▶ [ENTRIES PROVIDED]
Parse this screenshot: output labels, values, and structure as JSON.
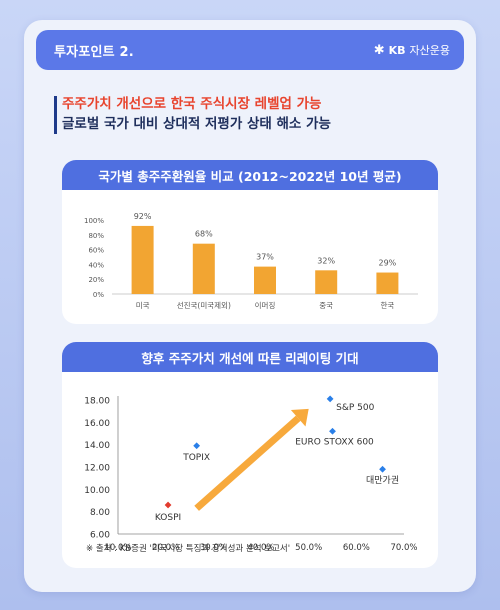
{
  "header": {
    "title": "투자포인트 2.",
    "brand_icon": "✱",
    "brand_kb": "KB",
    "brand_name": "자산운용"
  },
  "headline": {
    "line1": "주주가치 개선으로 한국 주식시장 레벨업 가능",
    "line2": "글로벌 국가 대비 상대적 저평가 상태 해소 가능"
  },
  "source_note": "※ 출처 : KB증권 '미국시장 특징과 장기성과 분석 보고서'",
  "colors": {
    "bar": "#f2a532",
    "header": "#5b78e8",
    "panel_head": "#4f6fe0",
    "point": "#2a7fe8",
    "kospi": "#e23b2e",
    "arrow": "#f7a93c"
  },
  "chart_data": [
    {
      "type": "bar",
      "title": "국가별 총주주환원율 비교 (2012~2022년 10년 평균)",
      "categories": [
        "미국",
        "선진국(미국제외)",
        "이머징",
        "중국",
        "한국"
      ],
      "values": [
        92,
        68,
        37,
        32,
        29
      ],
      "value_labels": [
        "92%",
        "68%",
        "37%",
        "32%",
        "29%"
      ],
      "yticks": [
        "0%",
        "20%",
        "40%",
        "60%",
        "80%",
        "100%"
      ],
      "ylim": [
        0,
        100
      ]
    },
    {
      "type": "scatter",
      "title": "향후 주주가치 개선에 따른 리레이팅 기대",
      "points": [
        {
          "name": "S&P 500",
          "x": 54.5,
          "y": 18.1,
          "color": "#2a7fe8"
        },
        {
          "name": "EURO STOXX 600",
          "x": 55.0,
          "y": 15.2,
          "color": "#2a7fe8"
        },
        {
          "name": "대만가권",
          "x": 65.5,
          "y": 11.8,
          "color": "#2a7fe8"
        },
        {
          "name": "TOPIX",
          "x": 26.5,
          "y": 13.9,
          "color": "#2a7fe8"
        },
        {
          "name": "KOSPI",
          "x": 20.5,
          "y": 8.6,
          "color": "#e23b2e"
        }
      ],
      "xticks": [
        "10.0%",
        "20.0%",
        "30.0%",
        "40.0%",
        "50.0%",
        "60.0%",
        "70.0%"
      ],
      "yticks": [
        "6.00",
        "8.00",
        "10.00",
        "12.00",
        "14.00",
        "16.00",
        "18.00"
      ],
      "xlim": [
        10,
        70
      ],
      "ylim": [
        6,
        18
      ],
      "arrow": {
        "from": {
          "x": 26.5,
          "y": 8.3
        },
        "to": {
          "x": 50.0,
          "y": 17.2
        }
      }
    }
  ]
}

▶ [WHAT THE EXERCISE ASKS]
Take the listing above and restate it word for word, without its pictures.

▶ [ANSWER TO THE TASK]
Parse this screenshot: output labels, values, and structure as JSON.
{
  "header": {
    "title": "투자포인트 2.",
    "brand_icon": "✱",
    "brand_kb": "KB",
    "brand_name": "자산운용"
  },
  "headline": {
    "line1": "주주가치 개선으로 한국 주식시장 레벨업 가능",
    "line2": "글로벌 국가 대비 상대적 저평가 상태 해소 가능"
  },
  "source_note": "※ 출처 : KB증권 '미국시장 특징과 장기성과 분석 보고서'",
  "colors": {
    "bar": "#f2a532",
    "header": "#5b78e8",
    "panel_head": "#4f6fe0",
    "point": "#2a7fe8",
    "kospi": "#e23b2e",
    "arrow": "#f7a93c"
  },
  "chart_data": [
    {
      "type": "bar",
      "title": "국가별 총주주환원율 비교 (2012~2022년 10년 평균)",
      "categories": [
        "미국",
        "선진국(미국제외)",
        "이머징",
        "중국",
        "한국"
      ],
      "values": [
        92,
        68,
        37,
        32,
        29
      ],
      "value_labels": [
        "92%",
        "68%",
        "37%",
        "32%",
        "29%"
      ],
      "yticks": [
        "0%",
        "20%",
        "40%",
        "60%",
        "80%",
        "100%"
      ],
      "ylim": [
        0,
        100
      ]
    },
    {
      "type": "scatter",
      "title": "향후 주주가치 개선에 따른 리레이팅 기대",
      "points": [
        {
          "name": "S&P 500",
          "x": 54.5,
          "y": 18.1,
          "color": "#2a7fe8"
        },
        {
          "name": "EURO STOXX 600",
          "x": 55.0,
          "y": 15.2,
          "color": "#2a7fe8"
        },
        {
          "name": "대만가권",
          "x": 65.5,
          "y": 11.8,
          "color": "#2a7fe8"
        },
        {
          "name": "TOPIX",
          "x": 26.5,
          "y": 13.9,
          "color": "#2a7fe8"
        },
        {
          "name": "KOSPI",
          "x": 20.5,
          "y": 8.6,
          "color": "#e23b2e"
        }
      ],
      "xticks": [
        "10.0%",
        "20.0%",
        "30.0%",
        "40.0%",
        "50.0%",
        "60.0%",
        "70.0%"
      ],
      "yticks": [
        "6.00",
        "8.00",
        "10.00",
        "12.00",
        "14.00",
        "16.00",
        "18.00"
      ],
      "xlim": [
        10,
        70
      ],
      "ylim": [
        6,
        18
      ],
      "arrow": {
        "from": {
          "x": 26.5,
          "y": 8.3
        },
        "to": {
          "x": 50.0,
          "y": 17.2
        }
      }
    }
  ]
}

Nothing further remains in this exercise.